GIVEN INSTRUCTION - Give nothing except the number of lines containing the word "color".

----------------------------------------

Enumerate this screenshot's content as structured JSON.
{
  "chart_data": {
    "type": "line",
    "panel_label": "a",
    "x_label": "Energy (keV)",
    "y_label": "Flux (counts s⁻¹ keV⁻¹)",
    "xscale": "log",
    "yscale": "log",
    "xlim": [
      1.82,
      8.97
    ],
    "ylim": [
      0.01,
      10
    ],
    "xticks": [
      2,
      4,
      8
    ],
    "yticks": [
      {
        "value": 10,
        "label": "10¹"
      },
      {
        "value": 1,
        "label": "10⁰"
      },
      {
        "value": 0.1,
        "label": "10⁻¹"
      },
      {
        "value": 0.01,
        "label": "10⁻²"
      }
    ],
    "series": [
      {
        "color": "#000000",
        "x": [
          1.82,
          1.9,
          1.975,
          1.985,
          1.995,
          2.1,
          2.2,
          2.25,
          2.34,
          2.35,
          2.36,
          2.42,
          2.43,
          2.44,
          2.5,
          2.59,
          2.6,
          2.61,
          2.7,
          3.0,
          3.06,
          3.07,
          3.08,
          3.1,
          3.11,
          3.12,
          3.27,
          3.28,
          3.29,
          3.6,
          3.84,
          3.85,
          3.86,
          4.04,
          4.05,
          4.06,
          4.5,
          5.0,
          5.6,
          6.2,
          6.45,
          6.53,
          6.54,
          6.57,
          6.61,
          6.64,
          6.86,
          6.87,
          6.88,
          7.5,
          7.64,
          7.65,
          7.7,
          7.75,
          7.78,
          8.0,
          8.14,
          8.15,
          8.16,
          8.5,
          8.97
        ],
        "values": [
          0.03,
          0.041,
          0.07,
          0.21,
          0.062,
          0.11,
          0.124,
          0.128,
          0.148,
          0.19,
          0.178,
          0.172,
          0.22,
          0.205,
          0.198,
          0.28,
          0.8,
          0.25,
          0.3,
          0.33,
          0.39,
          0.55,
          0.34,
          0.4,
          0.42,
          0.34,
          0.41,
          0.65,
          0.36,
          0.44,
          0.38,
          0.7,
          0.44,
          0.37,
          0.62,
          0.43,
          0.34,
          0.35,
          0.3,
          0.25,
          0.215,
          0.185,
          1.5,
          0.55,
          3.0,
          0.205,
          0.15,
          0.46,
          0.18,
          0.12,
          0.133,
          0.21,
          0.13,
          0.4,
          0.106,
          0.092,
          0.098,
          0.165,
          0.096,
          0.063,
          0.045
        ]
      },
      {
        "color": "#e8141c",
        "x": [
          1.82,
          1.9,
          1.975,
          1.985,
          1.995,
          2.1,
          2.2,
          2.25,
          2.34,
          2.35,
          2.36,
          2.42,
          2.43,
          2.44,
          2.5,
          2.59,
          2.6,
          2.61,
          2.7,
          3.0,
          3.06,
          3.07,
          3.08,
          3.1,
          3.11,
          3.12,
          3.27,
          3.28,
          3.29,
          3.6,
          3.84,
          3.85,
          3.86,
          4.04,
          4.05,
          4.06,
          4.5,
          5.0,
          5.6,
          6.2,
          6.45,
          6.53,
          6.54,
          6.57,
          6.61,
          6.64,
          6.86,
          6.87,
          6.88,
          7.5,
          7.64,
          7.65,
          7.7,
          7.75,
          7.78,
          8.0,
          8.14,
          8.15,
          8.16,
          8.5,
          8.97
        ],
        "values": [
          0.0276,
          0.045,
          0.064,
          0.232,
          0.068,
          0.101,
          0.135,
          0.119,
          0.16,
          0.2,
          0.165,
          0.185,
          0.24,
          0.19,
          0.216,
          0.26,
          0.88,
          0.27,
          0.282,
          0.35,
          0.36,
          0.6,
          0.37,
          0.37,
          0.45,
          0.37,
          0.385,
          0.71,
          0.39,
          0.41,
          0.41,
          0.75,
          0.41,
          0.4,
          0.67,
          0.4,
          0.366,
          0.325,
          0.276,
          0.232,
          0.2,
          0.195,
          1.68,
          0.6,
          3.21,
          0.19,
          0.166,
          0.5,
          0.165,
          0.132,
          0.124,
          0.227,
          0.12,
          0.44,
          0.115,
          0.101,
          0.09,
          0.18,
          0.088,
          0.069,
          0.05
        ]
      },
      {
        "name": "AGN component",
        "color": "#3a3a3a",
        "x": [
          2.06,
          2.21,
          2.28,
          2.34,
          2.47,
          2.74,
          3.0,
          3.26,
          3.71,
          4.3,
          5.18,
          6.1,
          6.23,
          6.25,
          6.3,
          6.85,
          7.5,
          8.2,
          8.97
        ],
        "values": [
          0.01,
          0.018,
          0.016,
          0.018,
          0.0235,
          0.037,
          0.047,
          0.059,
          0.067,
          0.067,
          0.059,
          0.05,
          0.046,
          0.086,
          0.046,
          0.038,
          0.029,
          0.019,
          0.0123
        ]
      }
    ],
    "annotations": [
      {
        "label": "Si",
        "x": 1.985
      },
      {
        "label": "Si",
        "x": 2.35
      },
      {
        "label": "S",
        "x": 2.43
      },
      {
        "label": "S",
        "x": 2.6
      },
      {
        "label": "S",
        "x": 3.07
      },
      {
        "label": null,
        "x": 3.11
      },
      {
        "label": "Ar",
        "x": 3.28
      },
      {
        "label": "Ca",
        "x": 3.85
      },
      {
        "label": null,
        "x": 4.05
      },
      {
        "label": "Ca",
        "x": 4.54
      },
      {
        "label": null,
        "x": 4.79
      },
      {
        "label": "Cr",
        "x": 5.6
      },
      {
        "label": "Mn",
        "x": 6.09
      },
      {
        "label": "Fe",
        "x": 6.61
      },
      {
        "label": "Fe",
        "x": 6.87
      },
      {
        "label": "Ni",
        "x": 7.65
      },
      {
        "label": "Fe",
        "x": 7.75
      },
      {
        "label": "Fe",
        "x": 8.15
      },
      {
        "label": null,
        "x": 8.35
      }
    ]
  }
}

----------------------------------------

ANSWER TO THE TASK - 3